## Begin Material provided

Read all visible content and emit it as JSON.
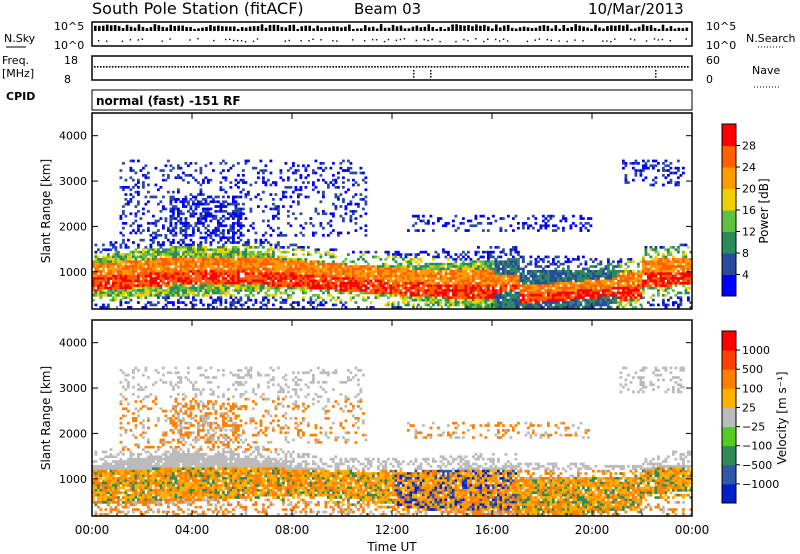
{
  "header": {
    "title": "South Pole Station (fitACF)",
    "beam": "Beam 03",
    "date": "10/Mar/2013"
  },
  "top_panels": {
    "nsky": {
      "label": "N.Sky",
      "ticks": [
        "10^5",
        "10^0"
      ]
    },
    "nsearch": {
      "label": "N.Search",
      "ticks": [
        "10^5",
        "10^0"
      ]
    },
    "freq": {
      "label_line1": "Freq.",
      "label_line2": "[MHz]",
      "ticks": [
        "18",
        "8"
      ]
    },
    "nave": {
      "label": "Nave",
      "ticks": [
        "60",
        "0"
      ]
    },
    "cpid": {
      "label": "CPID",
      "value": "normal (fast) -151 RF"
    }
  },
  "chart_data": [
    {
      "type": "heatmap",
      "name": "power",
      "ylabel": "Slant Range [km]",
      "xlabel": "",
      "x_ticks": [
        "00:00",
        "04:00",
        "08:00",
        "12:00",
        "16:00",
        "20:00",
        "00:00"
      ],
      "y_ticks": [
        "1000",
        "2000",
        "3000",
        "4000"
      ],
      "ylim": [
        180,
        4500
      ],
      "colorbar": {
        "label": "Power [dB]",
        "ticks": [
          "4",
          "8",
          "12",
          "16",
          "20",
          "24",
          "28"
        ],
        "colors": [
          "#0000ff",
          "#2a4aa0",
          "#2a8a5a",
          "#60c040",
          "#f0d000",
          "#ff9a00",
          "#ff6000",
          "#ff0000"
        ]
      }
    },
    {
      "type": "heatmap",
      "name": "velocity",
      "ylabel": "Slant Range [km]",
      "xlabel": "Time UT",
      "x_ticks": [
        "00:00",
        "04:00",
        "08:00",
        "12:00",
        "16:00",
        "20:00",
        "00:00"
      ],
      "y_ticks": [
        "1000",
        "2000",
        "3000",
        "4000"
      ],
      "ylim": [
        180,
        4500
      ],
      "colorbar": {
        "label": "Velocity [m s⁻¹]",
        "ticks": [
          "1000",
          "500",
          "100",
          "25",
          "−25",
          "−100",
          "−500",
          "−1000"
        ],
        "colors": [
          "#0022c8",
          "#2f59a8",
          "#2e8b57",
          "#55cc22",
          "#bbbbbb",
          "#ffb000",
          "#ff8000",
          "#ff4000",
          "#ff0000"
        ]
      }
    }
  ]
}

## End Material provided

# Exercise task
Write out each entry exactly as given, but skip the pictures.

# Worked solution
Read all visible content and emit it as JSON.
{
  "header": {
    "title": "South Pole Station (fitACF)",
    "beam": "Beam 03",
    "date": "10/Mar/2013"
  },
  "top_panels": {
    "nsky": {
      "label": "N.Sky",
      "ticks": [
        "10^5",
        "10^0"
      ]
    },
    "nsearch": {
      "label": "N.Search",
      "ticks": [
        "10^5",
        "10^0"
      ]
    },
    "freq": {
      "label_line1": "Freq.",
      "label_line2": "[MHz]",
      "ticks": [
        "18",
        "8"
      ]
    },
    "nave": {
      "label": "Nave",
      "ticks": [
        "60",
        "0"
      ]
    },
    "cpid": {
      "label": "CPID",
      "value": "normal (fast) -151 RF"
    }
  },
  "chart_data": [
    {
      "type": "heatmap",
      "name": "power",
      "ylabel": "Slant Range [km]",
      "xlabel": "",
      "x_ticks": [
        "00:00",
        "04:00",
        "08:00",
        "12:00",
        "16:00",
        "20:00",
        "00:00"
      ],
      "y_ticks": [
        "1000",
        "2000",
        "3000",
        "4000"
      ],
      "ylim": [
        180,
        4500
      ],
      "colorbar": {
        "label": "Power [dB]",
        "ticks": [
          "4",
          "8",
          "12",
          "16",
          "20",
          "24",
          "28"
        ],
        "colors": [
          "#0000ff",
          "#2a4aa0",
          "#2a8a5a",
          "#60c040",
          "#f0d000",
          "#ff9a00",
          "#ff6000",
          "#ff0000"
        ]
      }
    },
    {
      "type": "heatmap",
      "name": "velocity",
      "ylabel": "Slant Range [km]",
      "xlabel": "Time UT",
      "x_ticks": [
        "00:00",
        "04:00",
        "08:00",
        "12:00",
        "16:00",
        "20:00",
        "00:00"
      ],
      "y_ticks": [
        "1000",
        "2000",
        "3000",
        "4000"
      ],
      "ylim": [
        180,
        4500
      ],
      "colorbar": {
        "label": "Velocity [m s⁻¹]",
        "ticks": [
          "1000",
          "500",
          "100",
          "25",
          "−25",
          "−100",
          "−500",
          "−1000"
        ],
        "colors": [
          "#0022c8",
          "#2f59a8",
          "#2e8b57",
          "#55cc22",
          "#bbbbbb",
          "#ffb000",
          "#ff8000",
          "#ff4000",
          "#ff0000"
        ]
      }
    }
  ]
}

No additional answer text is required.